--- Records for the exercise ---

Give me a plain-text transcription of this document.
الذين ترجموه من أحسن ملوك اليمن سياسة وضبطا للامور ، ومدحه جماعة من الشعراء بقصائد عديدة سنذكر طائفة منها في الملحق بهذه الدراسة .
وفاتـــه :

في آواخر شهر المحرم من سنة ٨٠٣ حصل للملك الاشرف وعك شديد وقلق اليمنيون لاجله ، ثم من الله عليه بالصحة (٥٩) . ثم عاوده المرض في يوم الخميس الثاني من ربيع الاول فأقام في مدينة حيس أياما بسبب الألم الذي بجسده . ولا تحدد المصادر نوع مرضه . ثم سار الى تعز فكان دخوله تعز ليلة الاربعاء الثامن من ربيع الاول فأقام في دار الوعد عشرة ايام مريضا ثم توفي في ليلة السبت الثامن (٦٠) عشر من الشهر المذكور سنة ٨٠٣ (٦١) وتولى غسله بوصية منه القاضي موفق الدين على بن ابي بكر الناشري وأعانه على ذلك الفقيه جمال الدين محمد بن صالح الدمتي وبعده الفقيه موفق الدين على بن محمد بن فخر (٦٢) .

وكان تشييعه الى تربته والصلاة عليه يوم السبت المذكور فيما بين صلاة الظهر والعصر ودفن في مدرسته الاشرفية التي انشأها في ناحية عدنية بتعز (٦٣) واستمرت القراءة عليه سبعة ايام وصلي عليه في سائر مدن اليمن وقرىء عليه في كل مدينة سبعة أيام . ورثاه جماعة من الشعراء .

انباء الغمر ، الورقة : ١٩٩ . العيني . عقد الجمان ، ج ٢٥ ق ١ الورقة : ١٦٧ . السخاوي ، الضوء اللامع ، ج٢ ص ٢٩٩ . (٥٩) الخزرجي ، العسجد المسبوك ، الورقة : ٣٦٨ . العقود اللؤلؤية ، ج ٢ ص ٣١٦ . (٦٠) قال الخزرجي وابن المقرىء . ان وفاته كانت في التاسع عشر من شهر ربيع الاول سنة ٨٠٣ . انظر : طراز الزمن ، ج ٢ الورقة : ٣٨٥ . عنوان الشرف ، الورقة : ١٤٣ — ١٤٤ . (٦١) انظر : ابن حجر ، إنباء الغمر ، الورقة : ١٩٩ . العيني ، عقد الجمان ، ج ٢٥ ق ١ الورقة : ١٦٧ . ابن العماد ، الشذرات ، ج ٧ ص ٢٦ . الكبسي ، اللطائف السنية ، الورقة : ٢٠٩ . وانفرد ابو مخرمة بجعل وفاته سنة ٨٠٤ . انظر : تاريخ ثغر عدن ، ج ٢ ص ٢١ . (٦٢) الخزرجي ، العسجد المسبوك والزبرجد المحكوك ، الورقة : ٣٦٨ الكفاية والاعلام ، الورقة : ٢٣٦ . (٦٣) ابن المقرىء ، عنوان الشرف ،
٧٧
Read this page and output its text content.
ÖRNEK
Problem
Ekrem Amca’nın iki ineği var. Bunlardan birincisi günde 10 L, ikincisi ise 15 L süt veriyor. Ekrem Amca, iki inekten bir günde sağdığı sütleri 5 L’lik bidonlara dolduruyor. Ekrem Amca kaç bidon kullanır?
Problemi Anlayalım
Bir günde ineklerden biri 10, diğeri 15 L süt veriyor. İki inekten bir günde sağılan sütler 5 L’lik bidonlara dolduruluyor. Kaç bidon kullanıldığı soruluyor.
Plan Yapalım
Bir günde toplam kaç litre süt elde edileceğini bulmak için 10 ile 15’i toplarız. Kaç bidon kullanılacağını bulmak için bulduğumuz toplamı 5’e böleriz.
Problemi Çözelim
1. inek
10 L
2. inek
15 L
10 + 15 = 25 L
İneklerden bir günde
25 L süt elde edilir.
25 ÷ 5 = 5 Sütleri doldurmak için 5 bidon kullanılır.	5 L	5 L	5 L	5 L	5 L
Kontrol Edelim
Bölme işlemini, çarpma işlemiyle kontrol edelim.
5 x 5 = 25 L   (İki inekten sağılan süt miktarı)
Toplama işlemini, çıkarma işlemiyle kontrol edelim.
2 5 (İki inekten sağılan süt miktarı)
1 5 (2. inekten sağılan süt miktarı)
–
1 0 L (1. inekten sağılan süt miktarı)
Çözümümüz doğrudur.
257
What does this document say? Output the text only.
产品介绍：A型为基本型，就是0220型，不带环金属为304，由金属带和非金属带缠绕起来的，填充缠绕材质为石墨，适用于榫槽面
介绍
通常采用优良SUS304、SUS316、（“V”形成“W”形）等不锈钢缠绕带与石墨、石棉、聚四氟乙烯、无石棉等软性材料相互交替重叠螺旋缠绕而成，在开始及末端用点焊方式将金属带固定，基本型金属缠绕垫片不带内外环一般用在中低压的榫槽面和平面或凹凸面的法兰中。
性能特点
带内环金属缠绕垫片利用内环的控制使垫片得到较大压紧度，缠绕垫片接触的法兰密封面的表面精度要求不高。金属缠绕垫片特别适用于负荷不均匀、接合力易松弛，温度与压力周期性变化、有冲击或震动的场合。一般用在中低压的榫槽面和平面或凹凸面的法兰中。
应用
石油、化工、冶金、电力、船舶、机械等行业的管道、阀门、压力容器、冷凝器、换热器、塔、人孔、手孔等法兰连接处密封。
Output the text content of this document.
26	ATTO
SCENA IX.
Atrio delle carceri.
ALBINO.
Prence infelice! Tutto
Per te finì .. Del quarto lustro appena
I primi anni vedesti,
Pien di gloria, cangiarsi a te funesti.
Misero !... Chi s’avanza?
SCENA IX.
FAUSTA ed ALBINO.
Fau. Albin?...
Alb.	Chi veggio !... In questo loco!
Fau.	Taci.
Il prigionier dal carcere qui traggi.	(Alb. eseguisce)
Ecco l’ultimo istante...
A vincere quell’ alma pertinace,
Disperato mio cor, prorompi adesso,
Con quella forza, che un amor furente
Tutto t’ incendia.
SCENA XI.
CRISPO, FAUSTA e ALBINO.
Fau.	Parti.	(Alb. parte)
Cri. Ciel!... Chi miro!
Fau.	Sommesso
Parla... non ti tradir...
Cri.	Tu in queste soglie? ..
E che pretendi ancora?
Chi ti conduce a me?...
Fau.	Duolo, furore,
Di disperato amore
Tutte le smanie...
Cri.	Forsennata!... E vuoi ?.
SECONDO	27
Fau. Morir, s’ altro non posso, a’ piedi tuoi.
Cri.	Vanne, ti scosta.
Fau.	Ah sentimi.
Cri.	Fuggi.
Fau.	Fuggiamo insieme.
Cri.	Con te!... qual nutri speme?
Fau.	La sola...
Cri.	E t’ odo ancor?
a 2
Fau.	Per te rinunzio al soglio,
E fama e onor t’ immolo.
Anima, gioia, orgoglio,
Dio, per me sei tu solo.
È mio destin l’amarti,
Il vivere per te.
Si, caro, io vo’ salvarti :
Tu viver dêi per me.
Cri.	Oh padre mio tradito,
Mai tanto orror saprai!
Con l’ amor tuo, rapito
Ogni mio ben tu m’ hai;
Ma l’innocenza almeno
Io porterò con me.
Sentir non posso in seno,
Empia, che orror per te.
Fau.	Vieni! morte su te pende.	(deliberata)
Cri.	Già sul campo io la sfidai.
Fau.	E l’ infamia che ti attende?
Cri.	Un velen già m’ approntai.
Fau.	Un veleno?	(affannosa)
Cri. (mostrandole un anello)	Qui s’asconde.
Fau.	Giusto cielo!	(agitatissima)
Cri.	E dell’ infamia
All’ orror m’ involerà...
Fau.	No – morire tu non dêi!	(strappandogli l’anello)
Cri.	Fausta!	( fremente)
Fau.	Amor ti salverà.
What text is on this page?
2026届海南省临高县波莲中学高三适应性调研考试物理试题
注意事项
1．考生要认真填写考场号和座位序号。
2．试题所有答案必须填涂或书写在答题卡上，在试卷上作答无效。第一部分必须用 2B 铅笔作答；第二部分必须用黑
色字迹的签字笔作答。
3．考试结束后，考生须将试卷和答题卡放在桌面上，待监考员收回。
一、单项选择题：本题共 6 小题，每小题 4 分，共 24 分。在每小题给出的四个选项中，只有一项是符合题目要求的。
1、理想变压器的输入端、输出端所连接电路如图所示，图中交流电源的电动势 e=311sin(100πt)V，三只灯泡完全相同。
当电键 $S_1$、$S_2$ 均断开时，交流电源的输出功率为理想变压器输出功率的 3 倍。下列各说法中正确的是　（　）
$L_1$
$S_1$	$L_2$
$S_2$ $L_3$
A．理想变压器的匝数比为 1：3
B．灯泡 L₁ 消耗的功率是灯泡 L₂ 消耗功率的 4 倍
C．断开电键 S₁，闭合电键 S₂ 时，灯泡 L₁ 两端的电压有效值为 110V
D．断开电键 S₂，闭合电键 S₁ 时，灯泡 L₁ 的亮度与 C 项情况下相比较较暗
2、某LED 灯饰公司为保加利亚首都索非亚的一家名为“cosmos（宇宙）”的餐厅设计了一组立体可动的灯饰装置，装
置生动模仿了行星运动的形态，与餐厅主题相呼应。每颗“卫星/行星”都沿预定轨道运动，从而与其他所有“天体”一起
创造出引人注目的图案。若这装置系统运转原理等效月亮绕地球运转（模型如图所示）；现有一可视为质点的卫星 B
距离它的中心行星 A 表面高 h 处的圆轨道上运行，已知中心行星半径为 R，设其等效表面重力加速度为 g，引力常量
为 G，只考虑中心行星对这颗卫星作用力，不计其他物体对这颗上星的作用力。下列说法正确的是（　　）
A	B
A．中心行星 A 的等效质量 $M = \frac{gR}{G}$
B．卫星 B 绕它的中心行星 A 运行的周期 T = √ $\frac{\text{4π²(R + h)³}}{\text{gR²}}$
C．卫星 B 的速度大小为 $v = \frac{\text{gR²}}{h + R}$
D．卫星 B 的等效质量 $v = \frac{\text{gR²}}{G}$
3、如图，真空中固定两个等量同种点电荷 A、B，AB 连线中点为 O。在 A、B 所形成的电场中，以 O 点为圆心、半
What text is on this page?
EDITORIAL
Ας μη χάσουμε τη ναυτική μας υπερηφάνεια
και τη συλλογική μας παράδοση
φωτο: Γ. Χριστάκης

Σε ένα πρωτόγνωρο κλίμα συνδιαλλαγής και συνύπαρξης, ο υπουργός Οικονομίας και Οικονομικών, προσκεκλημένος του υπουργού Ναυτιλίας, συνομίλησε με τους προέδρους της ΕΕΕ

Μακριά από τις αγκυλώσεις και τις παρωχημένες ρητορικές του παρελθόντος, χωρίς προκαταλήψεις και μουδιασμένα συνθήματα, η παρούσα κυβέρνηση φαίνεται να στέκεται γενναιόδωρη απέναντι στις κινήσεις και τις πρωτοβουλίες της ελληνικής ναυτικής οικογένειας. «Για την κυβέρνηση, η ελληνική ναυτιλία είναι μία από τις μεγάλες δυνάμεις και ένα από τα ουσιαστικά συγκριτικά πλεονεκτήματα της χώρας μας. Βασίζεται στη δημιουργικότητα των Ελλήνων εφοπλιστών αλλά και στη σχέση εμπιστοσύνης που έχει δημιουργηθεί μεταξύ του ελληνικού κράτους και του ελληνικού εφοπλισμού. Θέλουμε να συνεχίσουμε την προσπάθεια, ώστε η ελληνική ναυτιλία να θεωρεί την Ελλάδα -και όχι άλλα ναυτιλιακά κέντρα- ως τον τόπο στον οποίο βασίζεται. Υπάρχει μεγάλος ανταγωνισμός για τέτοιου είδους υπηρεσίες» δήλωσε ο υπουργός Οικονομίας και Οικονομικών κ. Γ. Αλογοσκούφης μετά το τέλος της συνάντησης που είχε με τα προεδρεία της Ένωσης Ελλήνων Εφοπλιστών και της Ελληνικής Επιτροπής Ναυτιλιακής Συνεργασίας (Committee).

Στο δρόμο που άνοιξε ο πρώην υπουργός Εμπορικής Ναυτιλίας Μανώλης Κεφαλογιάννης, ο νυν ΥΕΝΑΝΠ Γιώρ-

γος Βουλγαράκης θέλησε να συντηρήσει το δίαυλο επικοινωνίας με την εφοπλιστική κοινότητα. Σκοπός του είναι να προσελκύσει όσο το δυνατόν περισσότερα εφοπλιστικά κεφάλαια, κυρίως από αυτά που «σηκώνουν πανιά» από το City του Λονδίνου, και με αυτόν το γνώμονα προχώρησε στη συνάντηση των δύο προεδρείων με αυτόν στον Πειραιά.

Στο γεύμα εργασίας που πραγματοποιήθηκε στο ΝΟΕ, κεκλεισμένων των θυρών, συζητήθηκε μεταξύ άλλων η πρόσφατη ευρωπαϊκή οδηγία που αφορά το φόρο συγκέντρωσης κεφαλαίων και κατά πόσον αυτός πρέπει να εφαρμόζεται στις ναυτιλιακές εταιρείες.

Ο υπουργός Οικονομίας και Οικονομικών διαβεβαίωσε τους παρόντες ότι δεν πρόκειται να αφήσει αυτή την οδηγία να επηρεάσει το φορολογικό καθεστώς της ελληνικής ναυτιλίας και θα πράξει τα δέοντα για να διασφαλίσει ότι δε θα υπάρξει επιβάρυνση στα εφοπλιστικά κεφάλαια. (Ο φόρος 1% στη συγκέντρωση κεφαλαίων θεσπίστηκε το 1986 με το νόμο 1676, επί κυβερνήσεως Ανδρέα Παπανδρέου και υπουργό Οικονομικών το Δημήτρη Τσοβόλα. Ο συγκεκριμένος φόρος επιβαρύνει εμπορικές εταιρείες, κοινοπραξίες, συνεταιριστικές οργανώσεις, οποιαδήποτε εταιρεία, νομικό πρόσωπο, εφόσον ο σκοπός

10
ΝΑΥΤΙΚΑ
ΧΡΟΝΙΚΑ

---

The problem:
Locate all lines in the listing above with the word "frac" and copy them.

Complete output:
A．中心行星 A 的等效质量 $M = \frac{gR}{G}$
B．卫星 B 绕它的中心行星 A 运行的周期 T = √ $\frac{\text{4π²(R + h)³}}{\text{gR²}}$
C．卫星 B 的速度大小为 $v = \frac{\text{gR²}}{h + R}$
D．卫星 B 的等效质量 $v = \frac{\text{gR²}}{G}$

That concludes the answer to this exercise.